→ WRITTEN PROBLEM: Reproduce all of the data word for word.
============
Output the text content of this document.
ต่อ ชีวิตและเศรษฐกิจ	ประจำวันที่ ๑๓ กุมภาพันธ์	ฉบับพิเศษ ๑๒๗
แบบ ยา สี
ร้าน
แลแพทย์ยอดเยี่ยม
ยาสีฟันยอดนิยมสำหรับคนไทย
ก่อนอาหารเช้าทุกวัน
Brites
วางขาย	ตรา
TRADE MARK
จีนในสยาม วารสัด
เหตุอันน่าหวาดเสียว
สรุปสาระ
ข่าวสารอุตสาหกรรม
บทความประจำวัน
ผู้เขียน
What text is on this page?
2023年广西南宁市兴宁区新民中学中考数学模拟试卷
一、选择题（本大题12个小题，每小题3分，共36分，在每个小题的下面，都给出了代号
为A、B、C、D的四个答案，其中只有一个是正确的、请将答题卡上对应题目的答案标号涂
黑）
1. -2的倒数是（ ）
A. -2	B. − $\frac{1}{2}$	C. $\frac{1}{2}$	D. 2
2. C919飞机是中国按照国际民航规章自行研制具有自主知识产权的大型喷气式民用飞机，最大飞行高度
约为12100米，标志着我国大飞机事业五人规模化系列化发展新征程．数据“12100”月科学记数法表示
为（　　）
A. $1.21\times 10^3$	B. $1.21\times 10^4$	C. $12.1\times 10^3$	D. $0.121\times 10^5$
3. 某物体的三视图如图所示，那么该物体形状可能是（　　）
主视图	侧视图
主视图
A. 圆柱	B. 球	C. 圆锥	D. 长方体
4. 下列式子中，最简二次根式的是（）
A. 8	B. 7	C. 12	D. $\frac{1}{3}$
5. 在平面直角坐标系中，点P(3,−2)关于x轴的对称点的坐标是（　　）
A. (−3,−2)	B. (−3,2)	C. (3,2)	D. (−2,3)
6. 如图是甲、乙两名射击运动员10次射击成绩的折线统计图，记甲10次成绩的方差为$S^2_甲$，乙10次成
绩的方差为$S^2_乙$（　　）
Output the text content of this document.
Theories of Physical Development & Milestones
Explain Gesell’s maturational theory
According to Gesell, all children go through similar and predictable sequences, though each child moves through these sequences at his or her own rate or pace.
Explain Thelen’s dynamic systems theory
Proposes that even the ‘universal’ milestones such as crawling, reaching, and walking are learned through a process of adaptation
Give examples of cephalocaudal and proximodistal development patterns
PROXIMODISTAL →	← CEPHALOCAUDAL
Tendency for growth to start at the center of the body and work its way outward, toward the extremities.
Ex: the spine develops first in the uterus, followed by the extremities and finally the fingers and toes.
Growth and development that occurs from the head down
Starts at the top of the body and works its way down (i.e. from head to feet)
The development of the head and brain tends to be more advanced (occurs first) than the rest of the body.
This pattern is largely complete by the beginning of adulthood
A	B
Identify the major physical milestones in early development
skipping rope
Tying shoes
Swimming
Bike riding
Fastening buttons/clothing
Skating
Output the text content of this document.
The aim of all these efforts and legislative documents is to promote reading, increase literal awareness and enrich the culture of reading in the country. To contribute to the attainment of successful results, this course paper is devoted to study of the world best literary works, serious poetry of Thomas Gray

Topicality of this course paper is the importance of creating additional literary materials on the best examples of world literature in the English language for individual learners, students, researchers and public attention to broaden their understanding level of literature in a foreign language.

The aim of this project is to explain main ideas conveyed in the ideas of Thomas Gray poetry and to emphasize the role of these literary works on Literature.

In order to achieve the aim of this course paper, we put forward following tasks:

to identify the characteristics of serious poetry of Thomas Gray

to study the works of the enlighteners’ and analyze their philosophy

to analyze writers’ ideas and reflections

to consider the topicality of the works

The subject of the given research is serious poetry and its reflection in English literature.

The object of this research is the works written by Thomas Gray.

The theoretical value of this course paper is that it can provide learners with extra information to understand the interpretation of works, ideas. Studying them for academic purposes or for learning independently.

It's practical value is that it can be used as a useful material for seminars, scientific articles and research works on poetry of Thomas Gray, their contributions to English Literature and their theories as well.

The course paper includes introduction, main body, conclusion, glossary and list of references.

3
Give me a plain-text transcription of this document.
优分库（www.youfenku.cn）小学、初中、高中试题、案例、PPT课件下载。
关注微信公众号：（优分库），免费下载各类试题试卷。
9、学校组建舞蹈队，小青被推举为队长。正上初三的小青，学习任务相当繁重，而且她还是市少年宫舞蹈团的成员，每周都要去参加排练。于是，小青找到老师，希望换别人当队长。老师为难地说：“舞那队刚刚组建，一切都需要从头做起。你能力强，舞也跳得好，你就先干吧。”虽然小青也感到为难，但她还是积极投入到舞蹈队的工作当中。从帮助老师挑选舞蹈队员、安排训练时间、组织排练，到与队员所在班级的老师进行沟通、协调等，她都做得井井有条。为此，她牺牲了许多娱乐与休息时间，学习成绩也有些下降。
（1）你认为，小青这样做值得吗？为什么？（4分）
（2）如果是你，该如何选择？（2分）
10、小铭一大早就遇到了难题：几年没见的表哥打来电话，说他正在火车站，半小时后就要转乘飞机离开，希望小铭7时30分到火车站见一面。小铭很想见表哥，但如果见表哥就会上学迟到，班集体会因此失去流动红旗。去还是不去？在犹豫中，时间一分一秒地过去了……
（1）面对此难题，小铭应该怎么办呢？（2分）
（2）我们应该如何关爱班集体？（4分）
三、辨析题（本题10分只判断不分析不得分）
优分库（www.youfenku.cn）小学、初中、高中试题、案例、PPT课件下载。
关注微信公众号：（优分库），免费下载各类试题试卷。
============
→ WRITTEN REPLY:
Output the text content of this document.
ต่อ ชีวิตและเศรษฐกิจ	ประจำวันที่ ๑๓ กุมภาพันธ์	ฉบับพิเศษ ๑๒๗
แบบ ยา สี
ร้าน
แลแพทย์ยอดเยี่ยม
ยาสีฟันยอดนิยมสำหรับคนไทย
ก่อนอาหารเช้าทุกวัน
Brites
วางขาย	ตรา
TRADE MARK
จีนในสยาม วารสัด
เหตุอันน่าหวาดเสียว
สรุปสาระ
ข่าวสารอุตสาหกรรม
บทความประจำวัน
ผู้เขียน
What text is on this page?
2023年广西南宁市兴宁区新民中学中考数学模拟试卷
一、选择题（本大题12个小题，每小题3分，共36分，在每个小题的下面，都给出了代号
为A、B、C、D的四个答案，其中只有一个是正确的、请将答题卡上对应题目的答案标号涂
黑）
1. -2的倒数是（ ）
A. -2	B. − $\frac{1}{2}$	C. $\frac{1}{2}$	D. 2
2. C919飞机是中国按照国际民航规章自行研制具有自主知识产权的大型喷气式民用飞机，最大飞行高度
约为12100米，标志着我国大飞机事业五人规模化系列化发展新征程．数据“12100”月科学记数法表示
为（　　）
A. $1.21\times 10^3$	B. $1.21\times 10^4$	C. $12.1\times 10^3$	D. $0.121\times 10^5$
3. 某物体的三视图如图所示，那么该物体形状可能是（　　）
主视图	侧视图
主视图
A. 圆柱	B. 球	C. 圆锥	D. 长方体
4. 下列式子中，最简二次根式的是（）
A. 8	B. 7	C. 12	D. $\frac{1}{3}$
5. 在平面直角坐标系中，点P(3,−2)关于x轴的对称点的坐标是（　　）
A. (−3,−2)	B. (−3,2)	C. (3,2)	D. (−2,3)
6. 如图是甲、乙两名射击运动员10次射击成绩的折线统计图，记甲10次成绩的方差为$S^2_甲$，乙10次成
绩的方差为$S^2_乙$（　　）
Output the text content of this document.
Theories of Physical Development & Milestones
Explain Gesell’s maturational theory
According to Gesell, all children go through similar and predictable sequences, though each child moves through these sequences at his or her own rate or pace.
Explain Thelen’s dynamic systems theory
Proposes that even the ‘universal’ milestones such as crawling, reaching, and walking are learned through a process of adaptation
Give examples of cephalocaudal and proximodistal development patterns
PROXIMODISTAL →	← CEPHALOCAUDAL
Tendency for growth to start at the center of the body and work its way outward, toward the extremities.
Ex: the spine develops first in the uterus, followed by the extremities and finally the fingers and toes.
Growth and development that occurs from the head down
Starts at the top of the body and works its way down (i.e. from head to feet)
The development of the head and brain tends to be more advanced (occurs first) than the rest of the body.
This pattern is largely complete by the beginning of adulthood
A	B
Identify the major physical milestones in early development
skipping rope
Tying shoes
Swimming
Bike riding
Fastening buttons/clothing
Skating
Output the text content of this document.
The aim of all these efforts and legislative documents is to promote reading, increase literal awareness and enrich the culture of reading in the country. To contribute to the attainment of successful results, this course paper is devoted to study of the world best literary works, serious poetry of Thomas Gray

Topicality of this course paper is the importance of creating additional literary materials on the best examples of world literature in the English language for individual learners, students, researchers and public attention to broaden their understanding level of literature in a foreign language.

The aim of this project is to explain main ideas conveyed in the ideas of Thomas Gray poetry and to emphasize the role of these literary works on Literature.

In order to achieve the aim of this course paper, we put forward following tasks:

to identify the characteristics of serious poetry of Thomas Gray

to study the works of the enlighteners’ and analyze their philosophy

to analyze writers’ ideas and reflections

to consider the topicality of the works

The subject of the given research is serious poetry and its reflection in English literature.

The object of this research is the works written by Thomas Gray.

The theoretical value of this course paper is that it can provide learners with extra information to understand the interpretation of works, ideas. Studying them for academic purposes or for learning independently.

It's practical value is that it can be used as a useful material for seminars, scientific articles and research works on poetry of Thomas Gray, their contributions to English Literature and their theories as well.

The course paper includes introduction, main body, conclusion, glossary and list of references.

3
Give me a plain-text transcription of this document.
优分库（www.youfenku.cn）小学、初中、高中试题、案例、PPT课件下载。
关注微信公众号：（优分库），免费下载各类试题试卷。
9、学校组建舞蹈队，小青被推举为队长。正上初三的小青，学习任务相当繁重，而且她还是市少年宫舞蹈团的成员，每周都要去参加排练。于是，小青找到老师，希望换别人当队长。老师为难地说：“舞那队刚刚组建，一切都需要从头做起。你能力强，舞也跳得好，你就先干吧。”虽然小青也感到为难，但她还是积极投入到舞蹈队的工作当中。从帮助老师挑选舞蹈队员、安排训练时间、组织排练，到与队员所在班级的老师进行沟通、协调等，她都做得井井有条。为此，她牺牲了许多娱乐与休息时间，学习成绩也有些下降。
（1）你认为，小青这样做值得吗？为什么？（4分）
（2）如果是你，该如何选择？（2分）
10、小铭一大早就遇到了难题：几年没见的表哥打来电话，说他正在火车站，半小时后就要转乘飞机离开，希望小铭7时30分到火车站见一面。小铭很想见表哥，但如果见表哥就会上学迟到，班集体会因此失去流动红旗。去还是不去？在犹豫中，时间一分一秒地过去了……
（1）面对此难题，小铭应该怎么办呢？（2分）
（2）我们应该如何关爱班集体？（4分）
三、辨析题（本题10分只判断不分析不得分）
优分库（www.youfenku.cn）小学、初中、高中试题、案例、PPT课件下载。
关注微信公众号：（优分库），免费下载各类试题试卷。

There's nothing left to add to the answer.